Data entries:

────

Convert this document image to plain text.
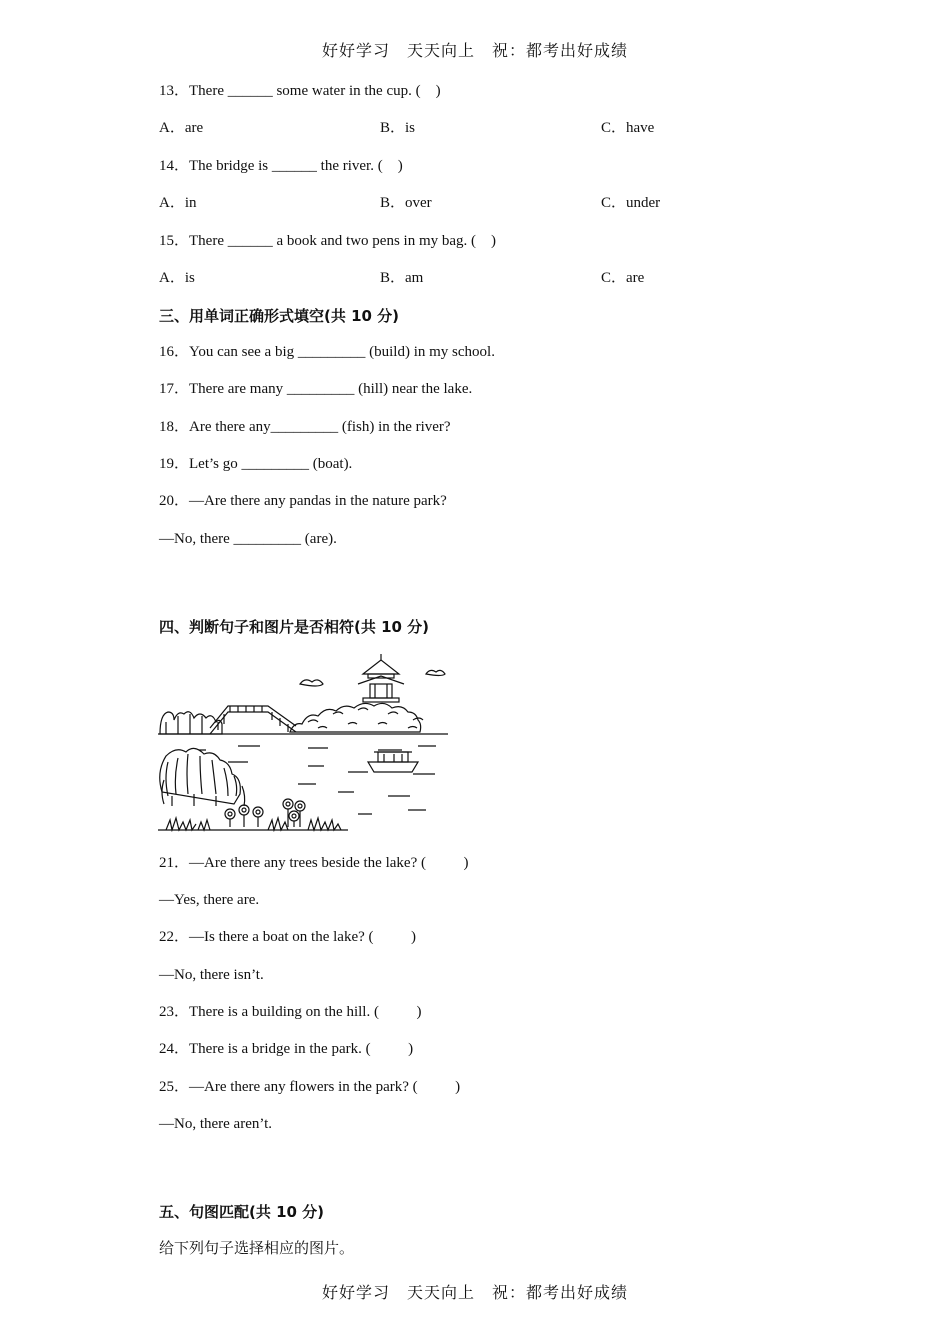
好好学习　天天向上　祝：都考出好成绩
13．There ______ some water in the cup. (    )
A．are	B．is	C．have
14．The bridge is ______ the river. (    )
A．in	B．over	C．under
15．There ______ a book and two pens in my bag. (    )
A．is	B．am	C．are
三、用单词正确形式填空(共 10 分)
16．You can see a big _________ (build) in my school.
17．There are many _________ (hill) near the lake.
18．Are there any_________ (fish) in the river?
19．Let’s go _________ (boat).
20．—Are there any pandas in the nature park?
—No, there _________ (are).
四、判断句子和图片是否相符(共 10 分)
21．—Are there any trees beside the lake? (          )
—Yes, there are.
22．—Is there a boat on the lake? (          )
—No, there isn’t.
23．There is a building on the hill. (          )
24．There is a bridge in the park. (          )
25．—Are there any flowers in the park? (          )
—No, there aren’t.
五、句图匹配(共 10 分)
给下列句子选择相应的图片。
好好学习　天天向上　祝：都考出好成绩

────

Scan the listing above. Collect all lines with the word "lake".

■ **SOLUTION TO THE EXERCISE**
17．There are many _________ (hill) near the lake.
21．—Are there any trees beside the lake? (          )
22．—Is there a boat on the lake? (          )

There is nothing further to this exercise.